Provided information →
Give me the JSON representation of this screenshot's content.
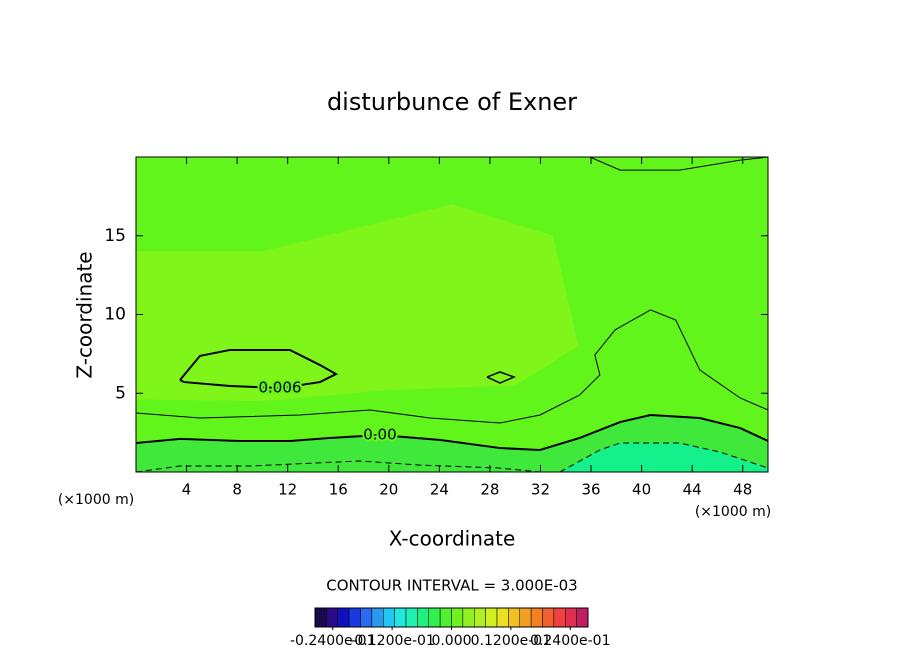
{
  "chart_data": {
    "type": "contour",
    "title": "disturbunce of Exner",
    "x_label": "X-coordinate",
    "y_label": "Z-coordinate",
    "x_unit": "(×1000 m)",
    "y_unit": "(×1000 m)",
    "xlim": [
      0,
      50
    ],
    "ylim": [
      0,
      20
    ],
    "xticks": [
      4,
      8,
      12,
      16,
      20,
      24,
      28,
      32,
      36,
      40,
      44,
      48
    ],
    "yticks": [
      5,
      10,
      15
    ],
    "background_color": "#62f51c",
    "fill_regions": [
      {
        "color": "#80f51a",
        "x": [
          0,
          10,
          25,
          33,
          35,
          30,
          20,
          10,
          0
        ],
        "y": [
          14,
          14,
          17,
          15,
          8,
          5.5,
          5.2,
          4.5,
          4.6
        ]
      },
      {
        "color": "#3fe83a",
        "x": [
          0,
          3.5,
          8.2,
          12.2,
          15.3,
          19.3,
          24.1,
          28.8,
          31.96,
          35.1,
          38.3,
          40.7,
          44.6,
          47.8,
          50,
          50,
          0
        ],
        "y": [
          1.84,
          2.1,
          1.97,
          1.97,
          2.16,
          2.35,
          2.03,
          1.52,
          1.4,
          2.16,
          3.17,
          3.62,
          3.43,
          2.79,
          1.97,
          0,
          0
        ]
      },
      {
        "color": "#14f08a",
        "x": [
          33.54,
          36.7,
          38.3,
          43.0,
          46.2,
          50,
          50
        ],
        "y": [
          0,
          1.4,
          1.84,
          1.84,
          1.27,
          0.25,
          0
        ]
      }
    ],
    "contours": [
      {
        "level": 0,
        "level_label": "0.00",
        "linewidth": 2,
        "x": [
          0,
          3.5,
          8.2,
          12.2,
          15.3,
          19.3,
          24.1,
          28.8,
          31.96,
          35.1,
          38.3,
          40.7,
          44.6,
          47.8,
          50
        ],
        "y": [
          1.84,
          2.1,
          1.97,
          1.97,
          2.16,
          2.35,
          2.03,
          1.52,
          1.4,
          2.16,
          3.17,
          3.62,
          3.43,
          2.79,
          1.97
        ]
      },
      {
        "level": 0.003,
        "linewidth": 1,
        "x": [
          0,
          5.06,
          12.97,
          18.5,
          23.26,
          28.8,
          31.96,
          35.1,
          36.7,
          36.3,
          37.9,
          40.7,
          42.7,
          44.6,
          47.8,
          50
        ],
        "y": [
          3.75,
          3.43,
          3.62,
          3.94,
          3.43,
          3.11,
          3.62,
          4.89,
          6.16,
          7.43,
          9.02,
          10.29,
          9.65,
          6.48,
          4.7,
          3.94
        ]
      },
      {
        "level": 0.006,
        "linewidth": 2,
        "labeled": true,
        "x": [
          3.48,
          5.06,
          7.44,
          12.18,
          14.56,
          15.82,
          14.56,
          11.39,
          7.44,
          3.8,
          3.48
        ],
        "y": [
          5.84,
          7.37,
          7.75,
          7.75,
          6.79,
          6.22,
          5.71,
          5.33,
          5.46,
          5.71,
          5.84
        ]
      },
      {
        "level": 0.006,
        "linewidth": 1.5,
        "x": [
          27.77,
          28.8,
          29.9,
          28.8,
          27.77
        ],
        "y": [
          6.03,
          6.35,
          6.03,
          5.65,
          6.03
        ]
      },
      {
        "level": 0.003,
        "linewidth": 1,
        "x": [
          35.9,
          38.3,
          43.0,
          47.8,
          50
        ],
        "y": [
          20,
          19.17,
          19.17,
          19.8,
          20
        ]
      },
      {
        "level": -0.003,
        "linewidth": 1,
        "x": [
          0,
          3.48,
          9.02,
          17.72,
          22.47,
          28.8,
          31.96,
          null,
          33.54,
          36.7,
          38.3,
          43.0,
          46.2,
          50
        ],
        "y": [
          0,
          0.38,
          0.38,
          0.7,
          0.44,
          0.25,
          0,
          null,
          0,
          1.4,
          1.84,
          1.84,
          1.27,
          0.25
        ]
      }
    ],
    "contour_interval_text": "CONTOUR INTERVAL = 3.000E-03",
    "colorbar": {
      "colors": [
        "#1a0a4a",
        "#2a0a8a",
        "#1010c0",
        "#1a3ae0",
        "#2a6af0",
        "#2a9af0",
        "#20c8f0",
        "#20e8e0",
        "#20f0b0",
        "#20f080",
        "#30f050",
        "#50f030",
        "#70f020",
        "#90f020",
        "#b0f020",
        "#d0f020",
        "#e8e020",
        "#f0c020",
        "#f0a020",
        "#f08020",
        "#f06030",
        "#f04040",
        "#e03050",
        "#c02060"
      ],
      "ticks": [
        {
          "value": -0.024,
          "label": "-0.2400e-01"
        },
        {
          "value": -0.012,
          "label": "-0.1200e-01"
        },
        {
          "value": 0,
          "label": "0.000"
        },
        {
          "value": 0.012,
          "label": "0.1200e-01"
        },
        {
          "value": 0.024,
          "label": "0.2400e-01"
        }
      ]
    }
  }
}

What the task asks →
Pictures in the records must not appear in the copy; transcribe everything else precisely.

Task solution →
Give me the JSON representation of this screenshot's content.
{
  "chart_data": {
    "type": "contour",
    "title": "disturbunce of Exner",
    "x_label": "X-coordinate",
    "y_label": "Z-coordinate",
    "x_unit": "(×1000 m)",
    "y_unit": "(×1000 m)",
    "xlim": [
      0,
      50
    ],
    "ylim": [
      0,
      20
    ],
    "xticks": [
      4,
      8,
      12,
      16,
      20,
      24,
      28,
      32,
      36,
      40,
      44,
      48
    ],
    "yticks": [
      5,
      10,
      15
    ],
    "background_color": "#62f51c",
    "fill_regions": [
      {
        "color": "#80f51a",
        "x": [
          0,
          10,
          25,
          33,
          35,
          30,
          20,
          10,
          0
        ],
        "y": [
          14,
          14,
          17,
          15,
          8,
          5.5,
          5.2,
          4.5,
          4.6
        ]
      },
      {
        "color": "#3fe83a",
        "x": [
          0,
          3.5,
          8.2,
          12.2,
          15.3,
          19.3,
          24.1,
          28.8,
          31.96,
          35.1,
          38.3,
          40.7,
          44.6,
          47.8,
          50,
          50,
          0
        ],
        "y": [
          1.84,
          2.1,
          1.97,
          1.97,
          2.16,
          2.35,
          2.03,
          1.52,
          1.4,
          2.16,
          3.17,
          3.62,
          3.43,
          2.79,
          1.97,
          0,
          0
        ]
      },
      {
        "color": "#14f08a",
        "x": [
          33.54,
          36.7,
          38.3,
          43.0,
          46.2,
          50,
          50
        ],
        "y": [
          0,
          1.4,
          1.84,
          1.84,
          1.27,
          0.25,
          0
        ]
      }
    ],
    "contours": [
      {
        "level": 0,
        "level_label": "0.00",
        "linewidth": 2,
        "x": [
          0,
          3.5,
          8.2,
          12.2,
          15.3,
          19.3,
          24.1,
          28.8,
          31.96,
          35.1,
          38.3,
          40.7,
          44.6,
          47.8,
          50
        ],
        "y": [
          1.84,
          2.1,
          1.97,
          1.97,
          2.16,
          2.35,
          2.03,
          1.52,
          1.4,
          2.16,
          3.17,
          3.62,
          3.43,
          2.79,
          1.97
        ]
      },
      {
        "level": 0.003,
        "linewidth": 1,
        "x": [
          0,
          5.06,
          12.97,
          18.5,
          23.26,
          28.8,
          31.96,
          35.1,
          36.7,
          36.3,
          37.9,
          40.7,
          42.7,
          44.6,
          47.8,
          50
        ],
        "y": [
          3.75,
          3.43,
          3.62,
          3.94,
          3.43,
          3.11,
          3.62,
          4.89,
          6.16,
          7.43,
          9.02,
          10.29,
          9.65,
          6.48,
          4.7,
          3.94
        ]
      },
      {
        "level": 0.006,
        "linewidth": 2,
        "labeled": true,
        "x": [
          3.48,
          5.06,
          7.44,
          12.18,
          14.56,
          15.82,
          14.56,
          11.39,
          7.44,
          3.8,
          3.48
        ],
        "y": [
          5.84,
          7.37,
          7.75,
          7.75,
          6.79,
          6.22,
          5.71,
          5.33,
          5.46,
          5.71,
          5.84
        ]
      },
      {
        "level": 0.006,
        "linewidth": 1.5,
        "x": [
          27.77,
          28.8,
          29.9,
          28.8,
          27.77
        ],
        "y": [
          6.03,
          6.35,
          6.03,
          5.65,
          6.03
        ]
      },
      {
        "level": 0.003,
        "linewidth": 1,
        "x": [
          35.9,
          38.3,
          43.0,
          47.8,
          50
        ],
        "y": [
          20,
          19.17,
          19.17,
          19.8,
          20
        ]
      },
      {
        "level": -0.003,
        "linewidth": 1,
        "x": [
          0,
          3.48,
          9.02,
          17.72,
          22.47,
          28.8,
          31.96,
          null,
          33.54,
          36.7,
          38.3,
          43.0,
          46.2,
          50
        ],
        "y": [
          0,
          0.38,
          0.38,
          0.7,
          0.44,
          0.25,
          0,
          null,
          0,
          1.4,
          1.84,
          1.84,
          1.27,
          0.25
        ]
      }
    ],
    "contour_interval_text": "CONTOUR INTERVAL = 3.000E-03",
    "colorbar": {
      "colors": [
        "#1a0a4a",
        "#2a0a8a",
        "#1010c0",
        "#1a3ae0",
        "#2a6af0",
        "#2a9af0",
        "#20c8f0",
        "#20e8e0",
        "#20f0b0",
        "#20f080",
        "#30f050",
        "#50f030",
        "#70f020",
        "#90f020",
        "#b0f020",
        "#d0f020",
        "#e8e020",
        "#f0c020",
        "#f0a020",
        "#f08020",
        "#f06030",
        "#f04040",
        "#e03050",
        "#c02060"
      ],
      "ticks": [
        {
          "value": -0.024,
          "label": "-0.2400e-01"
        },
        {
          "value": -0.012,
          "label": "-0.1200e-01"
        },
        {
          "value": 0,
          "label": "0.000"
        },
        {
          "value": 0.012,
          "label": "0.1200e-01"
        },
        {
          "value": 0.024,
          "label": "0.2400e-01"
        }
      ]
    }
  }
}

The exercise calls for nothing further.